— START OF RECORDS —

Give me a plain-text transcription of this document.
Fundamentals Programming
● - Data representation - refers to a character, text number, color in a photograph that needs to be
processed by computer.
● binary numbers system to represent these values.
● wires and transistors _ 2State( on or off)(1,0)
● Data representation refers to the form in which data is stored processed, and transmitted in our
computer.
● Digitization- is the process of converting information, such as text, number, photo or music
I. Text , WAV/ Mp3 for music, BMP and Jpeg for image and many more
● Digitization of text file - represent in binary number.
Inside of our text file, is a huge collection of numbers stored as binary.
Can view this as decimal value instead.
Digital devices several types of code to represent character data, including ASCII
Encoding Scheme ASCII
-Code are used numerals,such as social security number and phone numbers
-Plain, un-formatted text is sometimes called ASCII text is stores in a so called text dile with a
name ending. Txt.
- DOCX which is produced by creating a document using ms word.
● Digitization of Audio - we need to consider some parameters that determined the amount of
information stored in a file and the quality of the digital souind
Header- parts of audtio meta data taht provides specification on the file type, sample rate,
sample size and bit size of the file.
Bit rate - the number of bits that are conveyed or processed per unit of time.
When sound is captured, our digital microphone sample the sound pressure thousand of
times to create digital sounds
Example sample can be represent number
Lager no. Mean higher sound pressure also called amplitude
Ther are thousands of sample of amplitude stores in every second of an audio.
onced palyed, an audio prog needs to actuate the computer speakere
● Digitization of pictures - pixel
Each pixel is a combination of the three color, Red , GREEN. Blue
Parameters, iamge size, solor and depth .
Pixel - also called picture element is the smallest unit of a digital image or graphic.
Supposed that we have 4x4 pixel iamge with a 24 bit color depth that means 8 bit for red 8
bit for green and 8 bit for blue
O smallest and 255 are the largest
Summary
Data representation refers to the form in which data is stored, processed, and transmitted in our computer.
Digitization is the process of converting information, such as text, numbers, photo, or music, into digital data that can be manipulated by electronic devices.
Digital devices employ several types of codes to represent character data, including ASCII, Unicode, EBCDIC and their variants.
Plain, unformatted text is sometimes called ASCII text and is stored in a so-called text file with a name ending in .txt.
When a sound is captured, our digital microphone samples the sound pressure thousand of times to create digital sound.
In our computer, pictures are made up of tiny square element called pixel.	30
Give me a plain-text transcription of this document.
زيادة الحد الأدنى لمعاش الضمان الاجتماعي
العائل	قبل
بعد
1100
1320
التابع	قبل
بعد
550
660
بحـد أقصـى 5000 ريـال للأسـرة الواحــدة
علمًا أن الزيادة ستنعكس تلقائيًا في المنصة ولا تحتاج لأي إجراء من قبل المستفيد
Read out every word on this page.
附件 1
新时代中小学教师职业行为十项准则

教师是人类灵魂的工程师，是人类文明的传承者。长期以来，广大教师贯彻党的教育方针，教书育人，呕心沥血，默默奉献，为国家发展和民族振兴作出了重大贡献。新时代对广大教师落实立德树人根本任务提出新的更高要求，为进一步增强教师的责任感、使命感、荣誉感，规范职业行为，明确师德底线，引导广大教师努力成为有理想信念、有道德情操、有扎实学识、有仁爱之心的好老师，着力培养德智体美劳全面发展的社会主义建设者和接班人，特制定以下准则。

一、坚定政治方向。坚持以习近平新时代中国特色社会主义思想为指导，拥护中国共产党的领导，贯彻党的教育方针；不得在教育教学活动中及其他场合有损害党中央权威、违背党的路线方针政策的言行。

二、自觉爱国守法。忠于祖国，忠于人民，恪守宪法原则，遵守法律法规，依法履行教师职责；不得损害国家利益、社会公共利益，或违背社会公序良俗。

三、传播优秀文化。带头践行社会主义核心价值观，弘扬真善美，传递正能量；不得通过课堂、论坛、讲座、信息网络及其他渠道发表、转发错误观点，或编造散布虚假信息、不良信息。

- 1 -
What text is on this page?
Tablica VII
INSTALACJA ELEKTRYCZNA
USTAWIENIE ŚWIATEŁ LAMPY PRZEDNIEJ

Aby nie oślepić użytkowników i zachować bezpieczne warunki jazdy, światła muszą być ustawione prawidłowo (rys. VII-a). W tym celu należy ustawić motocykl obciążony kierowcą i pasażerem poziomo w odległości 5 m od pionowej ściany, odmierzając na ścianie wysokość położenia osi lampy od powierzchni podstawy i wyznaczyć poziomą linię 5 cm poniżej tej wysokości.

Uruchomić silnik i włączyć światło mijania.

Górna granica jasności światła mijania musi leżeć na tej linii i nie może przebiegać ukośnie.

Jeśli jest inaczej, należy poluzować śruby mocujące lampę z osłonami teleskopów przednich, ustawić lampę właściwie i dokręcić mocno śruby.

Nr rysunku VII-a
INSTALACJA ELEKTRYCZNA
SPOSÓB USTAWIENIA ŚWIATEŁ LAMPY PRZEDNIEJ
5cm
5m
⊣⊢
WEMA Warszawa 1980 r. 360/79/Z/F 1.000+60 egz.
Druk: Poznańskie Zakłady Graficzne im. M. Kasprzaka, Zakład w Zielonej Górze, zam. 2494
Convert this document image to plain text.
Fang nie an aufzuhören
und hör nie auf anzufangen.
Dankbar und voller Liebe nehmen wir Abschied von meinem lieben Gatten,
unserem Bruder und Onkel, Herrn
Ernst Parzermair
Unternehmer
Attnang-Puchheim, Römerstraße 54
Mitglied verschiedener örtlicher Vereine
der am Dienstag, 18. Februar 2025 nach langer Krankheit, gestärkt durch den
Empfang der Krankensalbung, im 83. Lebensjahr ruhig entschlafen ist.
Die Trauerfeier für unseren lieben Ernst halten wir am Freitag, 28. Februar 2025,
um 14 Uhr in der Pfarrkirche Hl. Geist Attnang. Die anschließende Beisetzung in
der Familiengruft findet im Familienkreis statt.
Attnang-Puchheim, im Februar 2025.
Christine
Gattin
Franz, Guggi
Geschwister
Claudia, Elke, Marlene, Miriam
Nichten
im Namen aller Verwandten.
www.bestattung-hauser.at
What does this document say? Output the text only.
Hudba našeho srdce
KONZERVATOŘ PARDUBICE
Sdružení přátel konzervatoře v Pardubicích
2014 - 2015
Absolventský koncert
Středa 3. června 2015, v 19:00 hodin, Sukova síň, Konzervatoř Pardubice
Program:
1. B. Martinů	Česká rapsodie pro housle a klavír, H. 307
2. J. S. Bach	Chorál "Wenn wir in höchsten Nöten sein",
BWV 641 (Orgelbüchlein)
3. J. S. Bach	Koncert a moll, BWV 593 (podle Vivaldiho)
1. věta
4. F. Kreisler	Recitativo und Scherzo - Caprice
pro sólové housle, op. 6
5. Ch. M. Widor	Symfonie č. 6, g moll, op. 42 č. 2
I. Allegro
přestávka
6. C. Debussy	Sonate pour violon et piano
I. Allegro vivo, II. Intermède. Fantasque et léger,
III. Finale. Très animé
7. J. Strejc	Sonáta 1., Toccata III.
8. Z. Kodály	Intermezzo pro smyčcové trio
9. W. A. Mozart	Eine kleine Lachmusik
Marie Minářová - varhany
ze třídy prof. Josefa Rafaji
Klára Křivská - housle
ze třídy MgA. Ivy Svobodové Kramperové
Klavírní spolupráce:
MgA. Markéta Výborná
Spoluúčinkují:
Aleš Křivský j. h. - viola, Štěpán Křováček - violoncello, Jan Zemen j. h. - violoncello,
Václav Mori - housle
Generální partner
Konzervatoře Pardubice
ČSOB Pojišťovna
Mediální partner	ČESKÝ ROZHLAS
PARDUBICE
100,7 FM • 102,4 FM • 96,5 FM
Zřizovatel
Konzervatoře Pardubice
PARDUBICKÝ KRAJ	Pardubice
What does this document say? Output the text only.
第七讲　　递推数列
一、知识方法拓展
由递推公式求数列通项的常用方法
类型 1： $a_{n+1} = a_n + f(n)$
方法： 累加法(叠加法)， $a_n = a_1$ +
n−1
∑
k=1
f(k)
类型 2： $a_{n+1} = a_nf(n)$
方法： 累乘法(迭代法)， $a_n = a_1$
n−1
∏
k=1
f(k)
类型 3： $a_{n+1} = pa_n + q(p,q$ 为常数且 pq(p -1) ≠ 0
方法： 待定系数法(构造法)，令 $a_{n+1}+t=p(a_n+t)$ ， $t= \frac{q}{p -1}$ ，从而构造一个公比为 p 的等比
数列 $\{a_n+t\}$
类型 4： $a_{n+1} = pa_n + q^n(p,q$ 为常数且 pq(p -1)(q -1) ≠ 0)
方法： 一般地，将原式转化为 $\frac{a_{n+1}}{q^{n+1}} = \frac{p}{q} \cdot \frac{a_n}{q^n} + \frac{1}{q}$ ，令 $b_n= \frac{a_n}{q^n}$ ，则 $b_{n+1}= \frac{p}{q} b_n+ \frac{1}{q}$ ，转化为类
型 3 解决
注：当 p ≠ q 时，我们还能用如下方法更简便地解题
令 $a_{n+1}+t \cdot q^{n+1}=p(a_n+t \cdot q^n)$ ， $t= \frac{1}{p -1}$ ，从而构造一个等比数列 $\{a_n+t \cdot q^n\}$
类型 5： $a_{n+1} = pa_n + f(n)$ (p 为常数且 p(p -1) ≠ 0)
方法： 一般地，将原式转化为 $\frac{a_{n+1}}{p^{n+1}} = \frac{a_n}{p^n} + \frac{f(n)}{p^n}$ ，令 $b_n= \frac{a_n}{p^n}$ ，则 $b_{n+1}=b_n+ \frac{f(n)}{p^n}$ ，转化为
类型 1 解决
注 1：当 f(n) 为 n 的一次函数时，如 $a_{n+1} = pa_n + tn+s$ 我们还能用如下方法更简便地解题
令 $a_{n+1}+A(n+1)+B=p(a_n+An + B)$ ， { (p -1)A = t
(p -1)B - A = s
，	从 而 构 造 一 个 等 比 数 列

— END OF RECORDS —

EXERCISE REQUIREMENTS —
Copy all lines of the listing above that contain the string "file".

THE REPLY —
● Digitization of text file - represent in binary number.
Inside of our text file, is a huge collection of numbers stored as binary.
information stored in a file and the quality of the digital souind
Header- parts of audtio meta data taht provides specification on the file type, sample rate,
sample size and bit size of the file.
Plain, unformatted text is sometimes called ASCII text and is stored in a so-called text file with a name ending in .txt.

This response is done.